-- START OF LISTING --
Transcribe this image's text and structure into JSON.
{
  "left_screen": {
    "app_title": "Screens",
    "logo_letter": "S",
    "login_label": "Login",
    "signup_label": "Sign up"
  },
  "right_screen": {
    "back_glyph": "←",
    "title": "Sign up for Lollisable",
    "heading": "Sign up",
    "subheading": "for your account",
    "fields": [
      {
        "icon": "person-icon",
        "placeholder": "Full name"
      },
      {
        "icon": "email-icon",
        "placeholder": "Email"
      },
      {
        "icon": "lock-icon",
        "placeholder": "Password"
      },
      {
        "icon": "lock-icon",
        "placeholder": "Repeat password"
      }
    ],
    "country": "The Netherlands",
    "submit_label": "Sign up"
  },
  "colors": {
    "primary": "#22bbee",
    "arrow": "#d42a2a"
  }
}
-- END OF LISTING --
## TASK DESCRIPTION
Output an exact copy of each record.

## TASK ANSWER
Transcribe this image's text and structure into JSON.
{
  "left_screen": {
    "app_title": "Screens",
    "logo_letter": "S",
    "login_label": "Login",
    "signup_label": "Sign up"
  },
  "right_screen": {
    "back_glyph": "←",
    "title": "Sign up for Lollisable",
    "heading": "Sign up",
    "subheading": "for your account",
    "fields": [
      {
        "icon": "person-icon",
        "placeholder": "Full name"
      },
      {
        "icon": "email-icon",
        "placeholder": "Email"
      },
      {
        "icon": "lock-icon",
        "placeholder": "Password"
      },
      {
        "icon": "lock-icon",
        "placeholder": "Repeat password"
      }
    ],
    "country": "The Netherlands",
    "submit_label": "Sign up"
  },
  "colors": {
    "primary": "#22bbee",
    "arrow": "#d42a2a"
  }
}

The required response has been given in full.